• Data for this task:
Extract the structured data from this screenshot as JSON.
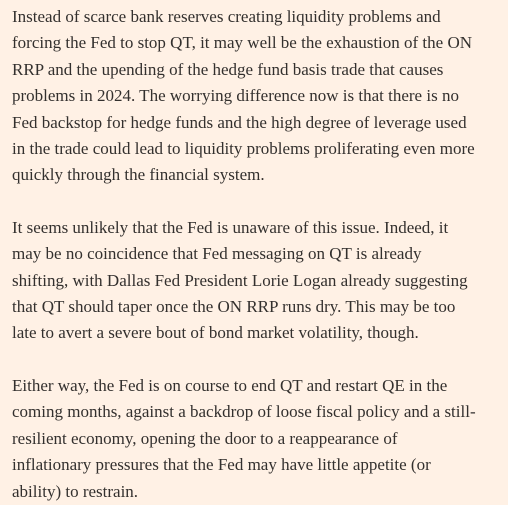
{
  "paragraphs": [
    [
      "Instead of scarce bank reserves creating liquidity problems and",
      "forcing the Fed to stop QT, it may well be the exhaustion of the ON",
      "RRP and the upending of the hedge fund basis trade that causes",
      "problems in 2024. The worrying difference now is that there is no",
      "Fed backstop for hedge funds and the high degree of leverage used",
      "in the trade could lead to liquidity problems proliferating even more",
      "quickly through the financial system."
    ],
    [
      "It seems unlikely that the Fed is unaware of this issue. Indeed, it",
      "may be no coincidence that Fed messaging on QT is already",
      "shifting, with Dallas Fed President Lorie Logan already suggesting",
      "that QT should taper once the ON RRP runs dry. This may be too",
      "late to avert a severe bout of bond market volatility, though."
    ],
    [
      "Either way, the Fed is on course to end QT and restart QE in the",
      "coming months, against a backdrop of loose fiscal policy and a still-",
      "resilient economy, opening the door to a reappearance of",
      "inflationary pressures that the Fed may have little appetite (or",
      "ability) to restrain."
    ]
  ]
}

• Task to complete:
All lines above containing the string "liquidity" are to be collected.

• Worked answer:
      "Instead of scarce bank reserves creating liquidity problems and",
      "in the trade could lead to liquidity problems proliferating even more",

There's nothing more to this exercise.